Work out how many lines include "Time" and answer with that number only.

Start Exercise data

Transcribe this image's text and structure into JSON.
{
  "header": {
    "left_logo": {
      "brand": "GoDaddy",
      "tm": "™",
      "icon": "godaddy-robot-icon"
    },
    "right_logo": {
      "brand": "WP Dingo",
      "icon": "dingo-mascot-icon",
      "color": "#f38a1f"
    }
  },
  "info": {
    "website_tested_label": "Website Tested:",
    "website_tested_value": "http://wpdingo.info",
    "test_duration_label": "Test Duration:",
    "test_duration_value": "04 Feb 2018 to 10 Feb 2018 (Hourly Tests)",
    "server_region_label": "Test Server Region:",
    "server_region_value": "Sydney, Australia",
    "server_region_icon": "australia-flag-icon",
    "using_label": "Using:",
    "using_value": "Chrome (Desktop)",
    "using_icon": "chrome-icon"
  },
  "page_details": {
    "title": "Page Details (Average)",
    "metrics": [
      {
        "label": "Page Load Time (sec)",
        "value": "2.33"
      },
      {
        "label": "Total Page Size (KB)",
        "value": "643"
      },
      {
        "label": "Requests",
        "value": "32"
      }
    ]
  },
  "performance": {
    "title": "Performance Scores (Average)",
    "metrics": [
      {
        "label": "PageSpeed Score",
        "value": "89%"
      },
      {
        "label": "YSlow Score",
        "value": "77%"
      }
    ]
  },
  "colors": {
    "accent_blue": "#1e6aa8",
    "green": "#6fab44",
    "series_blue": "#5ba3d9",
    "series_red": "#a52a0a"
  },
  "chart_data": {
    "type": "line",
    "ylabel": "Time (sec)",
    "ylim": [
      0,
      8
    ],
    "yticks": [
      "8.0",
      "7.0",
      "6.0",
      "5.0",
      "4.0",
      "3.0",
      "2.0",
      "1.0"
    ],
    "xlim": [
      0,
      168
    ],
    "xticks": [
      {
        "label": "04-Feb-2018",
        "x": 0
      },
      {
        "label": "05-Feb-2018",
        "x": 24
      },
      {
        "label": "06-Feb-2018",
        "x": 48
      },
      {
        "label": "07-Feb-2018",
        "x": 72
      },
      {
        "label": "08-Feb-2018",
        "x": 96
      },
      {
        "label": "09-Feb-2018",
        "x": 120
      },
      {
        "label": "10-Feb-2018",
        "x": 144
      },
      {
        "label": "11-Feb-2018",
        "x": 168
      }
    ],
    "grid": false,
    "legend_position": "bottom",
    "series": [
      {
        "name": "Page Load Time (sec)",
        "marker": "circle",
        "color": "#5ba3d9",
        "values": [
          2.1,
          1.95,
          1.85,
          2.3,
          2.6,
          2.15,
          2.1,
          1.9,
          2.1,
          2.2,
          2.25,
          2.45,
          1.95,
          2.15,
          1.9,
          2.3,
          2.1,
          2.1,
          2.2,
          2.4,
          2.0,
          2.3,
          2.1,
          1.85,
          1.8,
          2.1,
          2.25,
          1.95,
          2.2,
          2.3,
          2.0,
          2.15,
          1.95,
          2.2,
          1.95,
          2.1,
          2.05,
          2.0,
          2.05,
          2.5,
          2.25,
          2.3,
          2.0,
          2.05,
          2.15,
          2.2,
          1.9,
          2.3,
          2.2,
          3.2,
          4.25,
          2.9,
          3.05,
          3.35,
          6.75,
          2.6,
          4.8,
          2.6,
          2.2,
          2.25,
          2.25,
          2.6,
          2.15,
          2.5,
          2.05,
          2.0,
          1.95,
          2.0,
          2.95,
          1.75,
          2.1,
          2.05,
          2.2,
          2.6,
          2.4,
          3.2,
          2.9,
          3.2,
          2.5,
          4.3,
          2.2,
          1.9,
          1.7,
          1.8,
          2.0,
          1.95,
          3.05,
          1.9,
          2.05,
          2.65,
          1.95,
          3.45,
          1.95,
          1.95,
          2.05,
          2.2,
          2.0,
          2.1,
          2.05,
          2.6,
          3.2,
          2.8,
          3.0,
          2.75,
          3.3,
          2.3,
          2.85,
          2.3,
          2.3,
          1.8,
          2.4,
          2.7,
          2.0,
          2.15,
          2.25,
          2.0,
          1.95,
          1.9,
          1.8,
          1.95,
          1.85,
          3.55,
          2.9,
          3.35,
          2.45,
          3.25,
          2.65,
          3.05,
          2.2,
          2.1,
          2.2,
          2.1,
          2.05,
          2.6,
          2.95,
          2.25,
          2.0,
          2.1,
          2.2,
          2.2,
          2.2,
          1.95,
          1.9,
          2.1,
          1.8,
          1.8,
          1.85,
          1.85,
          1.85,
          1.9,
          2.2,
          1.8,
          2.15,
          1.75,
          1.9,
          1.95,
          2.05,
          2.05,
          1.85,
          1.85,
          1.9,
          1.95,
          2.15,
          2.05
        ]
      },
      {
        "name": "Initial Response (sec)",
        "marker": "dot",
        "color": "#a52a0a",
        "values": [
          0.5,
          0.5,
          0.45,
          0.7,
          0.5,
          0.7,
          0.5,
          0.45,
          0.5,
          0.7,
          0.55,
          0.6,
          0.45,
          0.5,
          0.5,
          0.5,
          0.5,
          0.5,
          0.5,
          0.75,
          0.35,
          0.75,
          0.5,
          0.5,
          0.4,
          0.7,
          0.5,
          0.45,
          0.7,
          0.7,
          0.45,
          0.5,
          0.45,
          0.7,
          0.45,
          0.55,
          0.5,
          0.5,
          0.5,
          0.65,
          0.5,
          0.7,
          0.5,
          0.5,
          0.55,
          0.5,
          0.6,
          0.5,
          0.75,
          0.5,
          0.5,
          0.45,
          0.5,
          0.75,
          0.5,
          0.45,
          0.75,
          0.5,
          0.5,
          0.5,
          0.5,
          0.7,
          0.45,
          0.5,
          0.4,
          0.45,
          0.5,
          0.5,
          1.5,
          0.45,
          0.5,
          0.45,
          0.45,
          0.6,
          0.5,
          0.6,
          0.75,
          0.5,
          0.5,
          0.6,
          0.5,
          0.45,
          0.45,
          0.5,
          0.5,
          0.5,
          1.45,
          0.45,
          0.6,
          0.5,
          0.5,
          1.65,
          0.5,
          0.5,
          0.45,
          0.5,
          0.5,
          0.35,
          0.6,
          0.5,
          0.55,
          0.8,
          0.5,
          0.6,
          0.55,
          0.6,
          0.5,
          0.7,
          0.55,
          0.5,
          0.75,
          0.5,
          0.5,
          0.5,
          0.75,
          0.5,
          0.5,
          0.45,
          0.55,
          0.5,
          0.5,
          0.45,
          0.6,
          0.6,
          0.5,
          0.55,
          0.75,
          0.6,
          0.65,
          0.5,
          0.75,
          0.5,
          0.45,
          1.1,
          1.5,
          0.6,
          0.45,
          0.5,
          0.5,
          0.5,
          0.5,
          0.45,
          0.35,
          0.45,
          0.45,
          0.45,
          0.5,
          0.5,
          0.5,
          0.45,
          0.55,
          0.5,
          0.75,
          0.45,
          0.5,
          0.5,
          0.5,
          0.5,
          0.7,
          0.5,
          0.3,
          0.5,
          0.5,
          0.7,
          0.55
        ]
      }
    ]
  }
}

End Exercise data

Problem solution. 3